Say how many lines contain the string "been". Give no other output.
——————
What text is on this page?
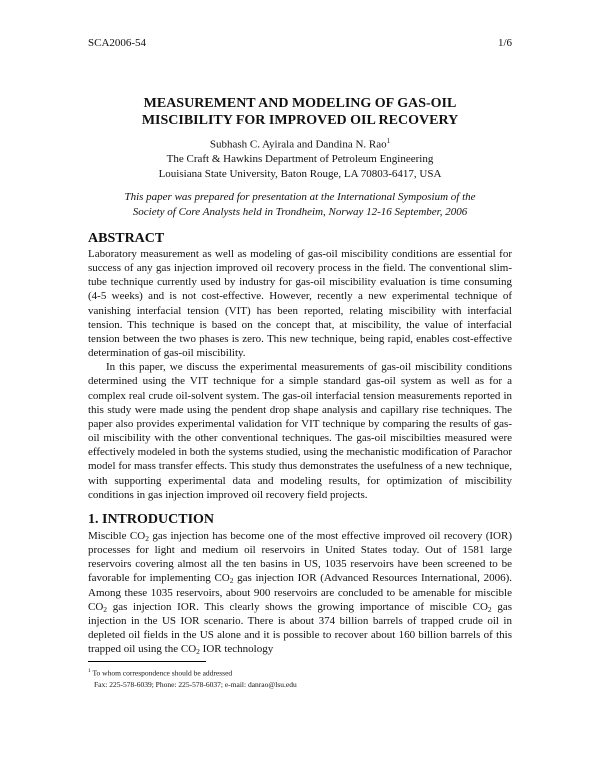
SCA2006-54	1/6
MEASUREMENT AND MODELING OF GAS-OIL
MISCIBILITY FOR IMPROVED OIL RECOVERY
Subhash C. Ayirala and Dandina N. Rao$^1$
The Craft & Hawkins Department of Petroleum Engineering
Louisiana State University, Baton Rouge, LA 70803-6417, USA
This paper was prepared for presentation at the International Symposium of the
Society of Core Analysts held in Trondheim, Norway 12-16 September, 2006
ABSTRACT

Laboratory measurement as well as modeling of gas-oil miscibility conditions are essential for success of any gas injection improved oil recovery process in the field. The conventional slim-tube technique currently used by industry for gas-oil miscibility evaluation is time consuming (4-5 weeks) and is not cost-effective. However, recently a new experimental technique of vanishing interfacial tension (VIT) has been reported, relating miscibility with interfacial tension. This technique is based on the concept that, at miscibility, the value of interfacial tension between the two phases is zero. This new technique, being rapid, enables cost-effective determination of gas-oil miscibility.

In this paper, we discuss the experimental measurements of gas-oil miscibility conditions determined using the VIT technique for a simple standard gas-oil system as well as for a complex real crude oil-solvent system. The gas-oil interfacial tension measurements reported in this study were made using the pendent drop shape analysis and capillary rise techniques. The paper also provides experimental validation for VIT technique by comparing the results of gas-oil miscibility with the other conventional techniques. The gas-oil miscibilties measured were effectively modeled in both the systems studied, using the mechanistic modification of Parachor model for mass transfer effects. This study thus demonstrates the usefulness of a new technique, with supporting experimental data and modeling results, for optimization of miscibility conditions in gas injection improved oil recovery field projects.

1. INTRODUCTION

Miscible $CO_2$ gas injection has become one of the most effective improved oil recovery (IOR) processes for light and medium oil reservoirs in United States today. Out of 1581 large reservoirs covering almost all the ten basins in US, 1035 reservoirs have been screened to be favorable for implementing $CO_2$ gas injection IOR (Advanced Resources International, 2006). Among these 1035 reservoirs, about 900 reservoirs are concluded to be amenable for miscible $CO_2$ gas injection IOR. This clearly shows the growing importance of miscible $CO_2$ gas injection in the US IOR scenario. There is about 374 billion barrels of trapped crude oil in depleted oil fields in the US alone and it is possible to recover about 160 billion barrels of this trapped oil using the $CO_2$ IOR technology

$^1$ To whom correspondence should be addressed
Fax: 225-578-6039; Phone: 225-578-6037; e-mail: danrao@lsu.edu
——————
Finished task » 2